_Data entries_:

╭──

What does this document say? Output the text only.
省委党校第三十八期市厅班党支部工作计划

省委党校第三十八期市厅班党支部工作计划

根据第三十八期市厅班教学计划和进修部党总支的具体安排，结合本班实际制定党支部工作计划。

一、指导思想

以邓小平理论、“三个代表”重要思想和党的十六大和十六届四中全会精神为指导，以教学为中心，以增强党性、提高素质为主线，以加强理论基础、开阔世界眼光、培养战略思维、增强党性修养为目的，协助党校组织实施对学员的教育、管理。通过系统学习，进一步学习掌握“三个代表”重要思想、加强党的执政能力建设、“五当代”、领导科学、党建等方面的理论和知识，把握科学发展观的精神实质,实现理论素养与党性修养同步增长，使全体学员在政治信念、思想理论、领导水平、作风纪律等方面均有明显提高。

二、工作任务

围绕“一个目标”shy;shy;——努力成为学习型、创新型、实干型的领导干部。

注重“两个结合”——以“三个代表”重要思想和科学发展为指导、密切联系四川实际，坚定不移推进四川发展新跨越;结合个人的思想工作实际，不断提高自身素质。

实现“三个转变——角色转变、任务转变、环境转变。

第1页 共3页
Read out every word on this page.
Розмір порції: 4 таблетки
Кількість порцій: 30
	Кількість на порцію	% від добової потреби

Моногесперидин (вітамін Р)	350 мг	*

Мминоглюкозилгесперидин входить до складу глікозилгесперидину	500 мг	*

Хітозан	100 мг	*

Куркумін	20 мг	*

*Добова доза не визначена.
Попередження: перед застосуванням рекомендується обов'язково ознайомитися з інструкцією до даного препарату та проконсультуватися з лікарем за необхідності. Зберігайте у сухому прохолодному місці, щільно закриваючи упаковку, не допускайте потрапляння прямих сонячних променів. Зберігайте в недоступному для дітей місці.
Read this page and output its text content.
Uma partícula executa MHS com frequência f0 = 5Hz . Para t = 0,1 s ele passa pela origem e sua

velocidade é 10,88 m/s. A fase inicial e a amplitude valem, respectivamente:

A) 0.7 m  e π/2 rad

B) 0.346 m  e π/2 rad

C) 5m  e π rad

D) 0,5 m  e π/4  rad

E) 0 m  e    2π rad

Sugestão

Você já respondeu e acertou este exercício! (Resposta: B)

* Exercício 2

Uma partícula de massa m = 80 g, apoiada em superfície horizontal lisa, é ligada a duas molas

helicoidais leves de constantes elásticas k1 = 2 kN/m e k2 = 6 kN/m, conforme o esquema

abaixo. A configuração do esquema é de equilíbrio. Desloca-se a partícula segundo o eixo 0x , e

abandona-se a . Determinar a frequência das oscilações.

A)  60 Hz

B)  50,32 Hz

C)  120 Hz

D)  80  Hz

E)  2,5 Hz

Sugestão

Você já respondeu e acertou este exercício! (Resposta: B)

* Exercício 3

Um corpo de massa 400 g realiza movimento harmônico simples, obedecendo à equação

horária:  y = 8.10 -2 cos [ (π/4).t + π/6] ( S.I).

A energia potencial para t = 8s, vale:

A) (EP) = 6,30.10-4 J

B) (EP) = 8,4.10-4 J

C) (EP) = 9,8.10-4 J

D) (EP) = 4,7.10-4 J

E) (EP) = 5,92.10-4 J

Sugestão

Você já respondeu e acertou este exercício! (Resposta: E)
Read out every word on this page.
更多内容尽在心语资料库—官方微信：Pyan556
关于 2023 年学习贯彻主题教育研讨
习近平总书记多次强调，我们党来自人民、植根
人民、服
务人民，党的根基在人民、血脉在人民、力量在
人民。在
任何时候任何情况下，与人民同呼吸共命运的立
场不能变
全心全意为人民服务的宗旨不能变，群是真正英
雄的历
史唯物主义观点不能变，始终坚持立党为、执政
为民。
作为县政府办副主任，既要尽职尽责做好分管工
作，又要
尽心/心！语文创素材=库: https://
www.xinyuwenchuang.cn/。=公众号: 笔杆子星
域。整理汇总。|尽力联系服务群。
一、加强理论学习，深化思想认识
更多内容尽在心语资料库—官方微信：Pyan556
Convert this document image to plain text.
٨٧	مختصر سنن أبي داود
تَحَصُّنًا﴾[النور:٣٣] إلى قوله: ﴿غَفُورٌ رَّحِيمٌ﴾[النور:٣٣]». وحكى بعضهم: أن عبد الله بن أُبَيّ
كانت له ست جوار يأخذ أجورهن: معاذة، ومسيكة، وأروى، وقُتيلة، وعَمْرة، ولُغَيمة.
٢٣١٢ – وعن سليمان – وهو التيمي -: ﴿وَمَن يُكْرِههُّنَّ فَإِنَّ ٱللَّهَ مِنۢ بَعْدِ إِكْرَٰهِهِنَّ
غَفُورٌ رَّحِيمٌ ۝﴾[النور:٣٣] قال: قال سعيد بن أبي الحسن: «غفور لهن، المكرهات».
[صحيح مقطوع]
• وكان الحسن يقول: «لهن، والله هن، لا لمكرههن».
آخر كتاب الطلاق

╰──

_WRITTEN REQUEST_:
Retype the listing. Match it exactly.

_ANSWER TO THIS EXERCISE_:
What does this document say? Output the text only.
省委党校第三十八期市厅班党支部工作计划

省委党校第三十八期市厅班党支部工作计划

根据第三十八期市厅班教学计划和进修部党总支的具体安排，结合本班实际制定党支部工作计划。

一、指导思想

以邓小平理论、“三个代表”重要思想和党的十六大和十六届四中全会精神为指导，以教学为中心，以增强党性、提高素质为主线，以加强理论基础、开阔世界眼光、培养战略思维、增强党性修养为目的，协助党校组织实施对学员的教育、管理。通过系统学习，进一步学习掌握“三个代表”重要思想、加强党的执政能力建设、“五当代”、领导科学、党建等方面的理论和知识，把握科学发展观的精神实质,实现理论素养与党性修养同步增长，使全体学员在政治信念、思想理论、领导水平、作风纪律等方面均有明显提高。

二、工作任务

围绕“一个目标”shy;shy;——努力成为学习型、创新型、实干型的领导干部。

注重“两个结合”——以“三个代表”重要思想和科学发展为指导、密切联系四川实际，坚定不移推进四川发展新跨越;结合个人的思想工作实际，不断提高自身素质。

实现“三个转变——角色转变、任务转变、环境转变。

第1页 共3页
Read out every word on this page.
Розмір порції: 4 таблетки
Кількість порцій: 30
	Кількість на порцію	% від добової потреби

Моногесперидин (вітамін Р)	350 мг	*

Мминоглюкозилгесперидин входить до складу глікозилгесперидину	500 мг	*

Хітозан	100 мг	*

Куркумін	20 мг	*

*Добова доза не визначена.
Попередження: перед застосуванням рекомендується обов'язково ознайомитися з інструкцією до даного препарату та проконсультуватися з лікарем за необхідності. Зберігайте у сухому прохолодному місці, щільно закриваючи упаковку, не допускайте потрапляння прямих сонячних променів. Зберігайте в недоступному для дітей місці.
Read this page and output its text content.
Uma partícula executa MHS com frequência f0 = 5Hz . Para t = 0,1 s ele passa pela origem e sua

velocidade é 10,88 m/s. A fase inicial e a amplitude valem, respectivamente:

A) 0.7 m  e π/2 rad

B) 0.346 m  e π/2 rad

C) 5m  e π rad

D) 0,5 m  e π/4  rad

E) 0 m  e    2π rad

Sugestão

Você já respondeu e acertou este exercício! (Resposta: B)

* Exercício 2

Uma partícula de massa m = 80 g, apoiada em superfície horizontal lisa, é ligada a duas molas

helicoidais leves de constantes elásticas k1 = 2 kN/m e k2 = 6 kN/m, conforme o esquema

abaixo. A configuração do esquema é de equilíbrio. Desloca-se a partícula segundo o eixo 0x , e

abandona-se a . Determinar a frequência das oscilações.

A)  60 Hz

B)  50,32 Hz

C)  120 Hz

D)  80  Hz

E)  2,5 Hz

Sugestão

Você já respondeu e acertou este exercício! (Resposta: B)

* Exercício 3

Um corpo de massa 400 g realiza movimento harmônico simples, obedecendo à equação

horária:  y = 8.10 -2 cos [ (π/4).t + π/6] ( S.I).

A energia potencial para t = 8s, vale:

A) (EP) = 6,30.10-4 J

B) (EP) = 8,4.10-4 J

C) (EP) = 9,8.10-4 J

D) (EP) = 4,7.10-4 J

E) (EP) = 5,92.10-4 J

Sugestão

Você já respondeu e acertou este exercício! (Resposta: E)
Read out every word on this page.
更多内容尽在心语资料库—官方微信：Pyan556
关于 2023 年学习贯彻主题教育研讨
习近平总书记多次强调，我们党来自人民、植根
人民、服
务人民，党的根基在人民、血脉在人民、力量在
人民。在
任何时候任何情况下，与人民同呼吸共命运的立
场不能变
全心全意为人民服务的宗旨不能变，群是真正英
雄的历
史唯物主义观点不能变，始终坚持立党为、执政
为民。
作为县政府办副主任，既要尽职尽责做好分管工
作，又要
尽心/心！语文创素材=库: https://
www.xinyuwenchuang.cn/。=公众号: 笔杆子星
域。整理汇总。|尽力联系服务群。
一、加强理论学习，深化思想认识
更多内容尽在心语资料库—官方微信：Pyan556
Convert this document image to plain text.
٨٧	مختصر سنن أبي داود
تَحَصُّنًا﴾[النور:٣٣] إلى قوله: ﴿غَفُورٌ رَّحِيمٌ﴾[النور:٣٣]». وحكى بعضهم: أن عبد الله بن أُبَيّ
كانت له ست جوار يأخذ أجورهن: معاذة، ومسيكة، وأروى، وقُتيلة، وعَمْرة، ولُغَيمة.
٢٣١٢ – وعن سليمان – وهو التيمي -: ﴿وَمَن يُكْرِههُّنَّ فَإِنَّ ٱللَّهَ مِنۢ بَعْدِ إِكْرَٰهِهِنَّ
غَفُورٌ رَّحِيمٌ ۝﴾[النور:٣٣] قال: قال سعيد بن أبي الحسن: «غفور لهن، المكرهات».
[صحيح مقطوع]
• وكان الحسن يقول: «لهن، والله هن، لا لمكرههن».
آخر كتاب الطلاق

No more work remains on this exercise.